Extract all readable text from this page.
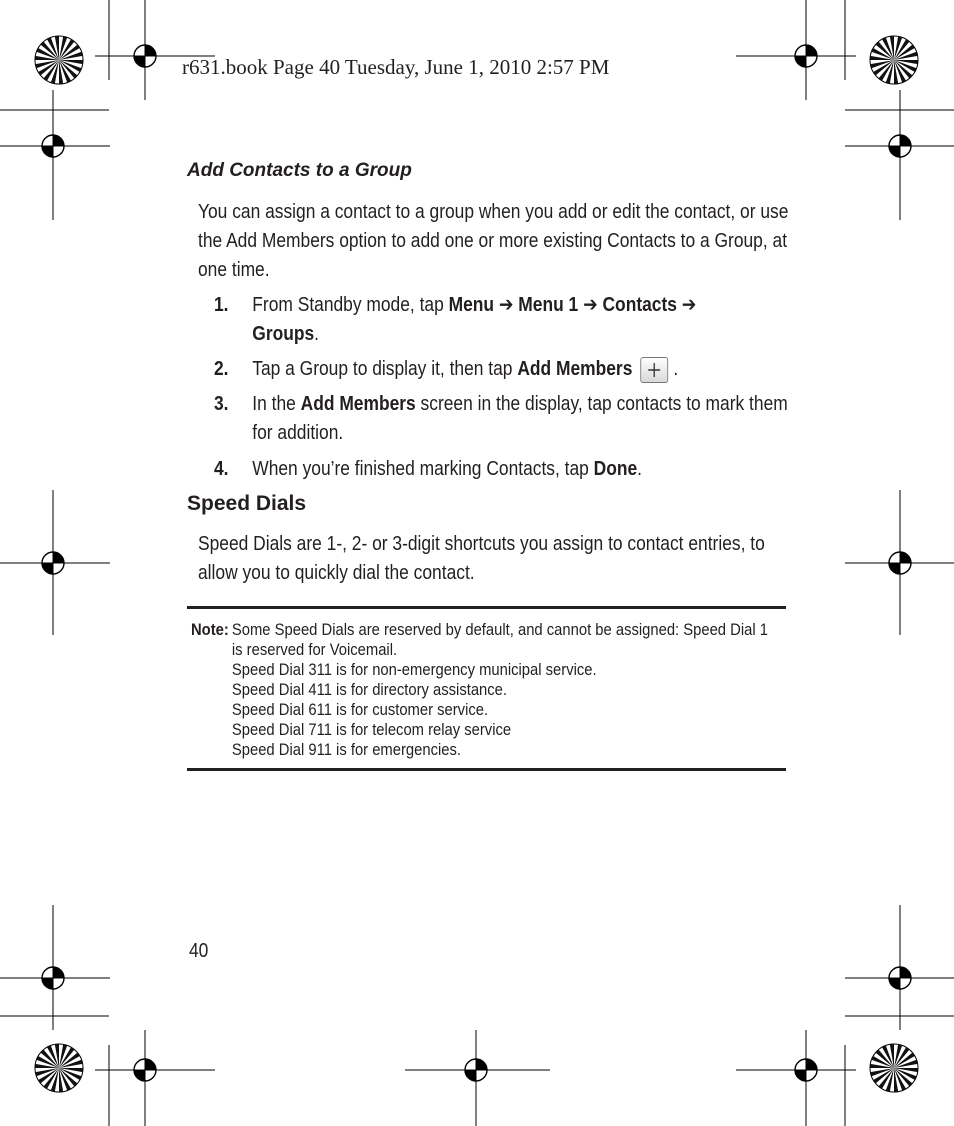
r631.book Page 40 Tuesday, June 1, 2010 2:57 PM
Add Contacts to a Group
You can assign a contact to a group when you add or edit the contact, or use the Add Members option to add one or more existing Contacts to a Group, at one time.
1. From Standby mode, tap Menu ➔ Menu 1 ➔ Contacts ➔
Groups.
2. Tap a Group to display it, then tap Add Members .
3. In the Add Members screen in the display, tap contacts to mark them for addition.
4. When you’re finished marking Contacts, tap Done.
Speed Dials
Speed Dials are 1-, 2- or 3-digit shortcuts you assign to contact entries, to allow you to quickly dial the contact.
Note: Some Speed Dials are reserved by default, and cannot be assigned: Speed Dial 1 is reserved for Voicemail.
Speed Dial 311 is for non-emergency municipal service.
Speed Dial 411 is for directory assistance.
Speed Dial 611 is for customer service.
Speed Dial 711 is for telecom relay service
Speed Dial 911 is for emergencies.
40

○ ○ ○ ○ ○ ○ ○

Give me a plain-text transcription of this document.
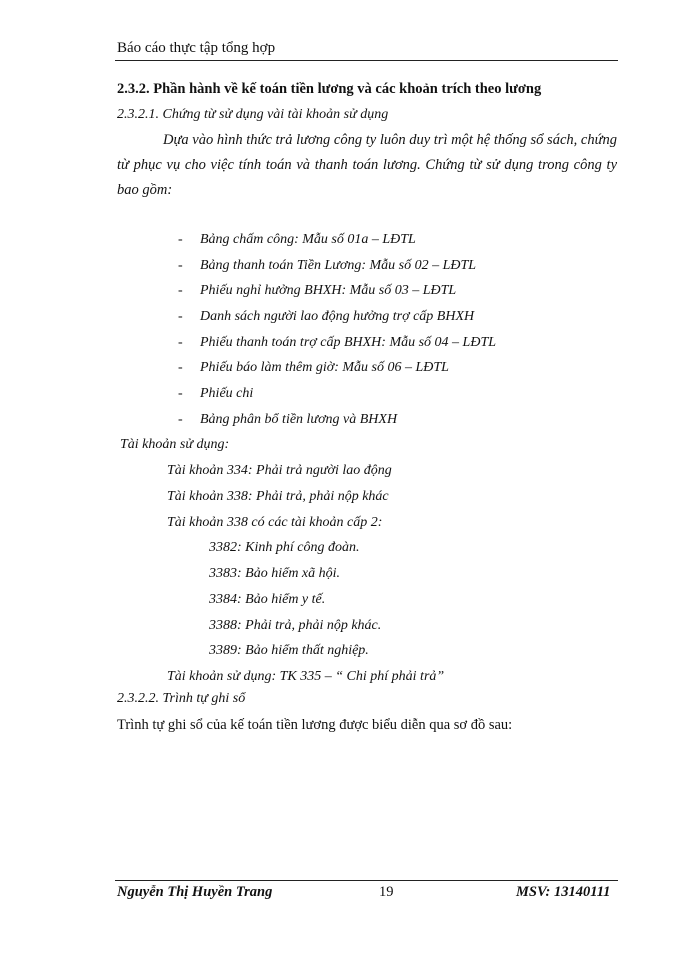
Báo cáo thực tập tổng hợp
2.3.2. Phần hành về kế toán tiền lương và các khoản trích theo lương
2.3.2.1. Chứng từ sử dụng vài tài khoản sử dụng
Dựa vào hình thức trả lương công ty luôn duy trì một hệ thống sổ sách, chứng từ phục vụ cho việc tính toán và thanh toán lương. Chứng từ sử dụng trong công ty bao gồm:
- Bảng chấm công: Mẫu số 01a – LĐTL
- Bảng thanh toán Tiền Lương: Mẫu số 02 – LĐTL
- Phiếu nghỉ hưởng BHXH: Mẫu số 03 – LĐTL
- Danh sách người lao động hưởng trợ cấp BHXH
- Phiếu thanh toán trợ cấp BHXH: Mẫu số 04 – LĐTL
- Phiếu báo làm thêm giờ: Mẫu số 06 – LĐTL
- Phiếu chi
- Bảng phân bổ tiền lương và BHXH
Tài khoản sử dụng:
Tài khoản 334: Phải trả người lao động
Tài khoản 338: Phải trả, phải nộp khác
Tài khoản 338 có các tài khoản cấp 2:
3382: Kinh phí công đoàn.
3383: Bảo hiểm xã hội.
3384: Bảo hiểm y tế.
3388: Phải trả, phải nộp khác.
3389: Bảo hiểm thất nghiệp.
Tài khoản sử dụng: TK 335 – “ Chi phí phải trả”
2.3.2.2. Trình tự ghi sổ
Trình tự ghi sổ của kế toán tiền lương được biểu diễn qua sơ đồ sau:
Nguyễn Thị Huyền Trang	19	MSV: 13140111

○ ○ ○ ○ ○ ○ ○

▸ What you have to do
Collect the complete line wherever the string "hưởng" appears in the records.

▸ Answer to the task
- Phiếu nghỉ hưởng BHXH: Mẫu số 03 – LĐTL
- Danh sách người lao động hưởng trợ cấp BHXH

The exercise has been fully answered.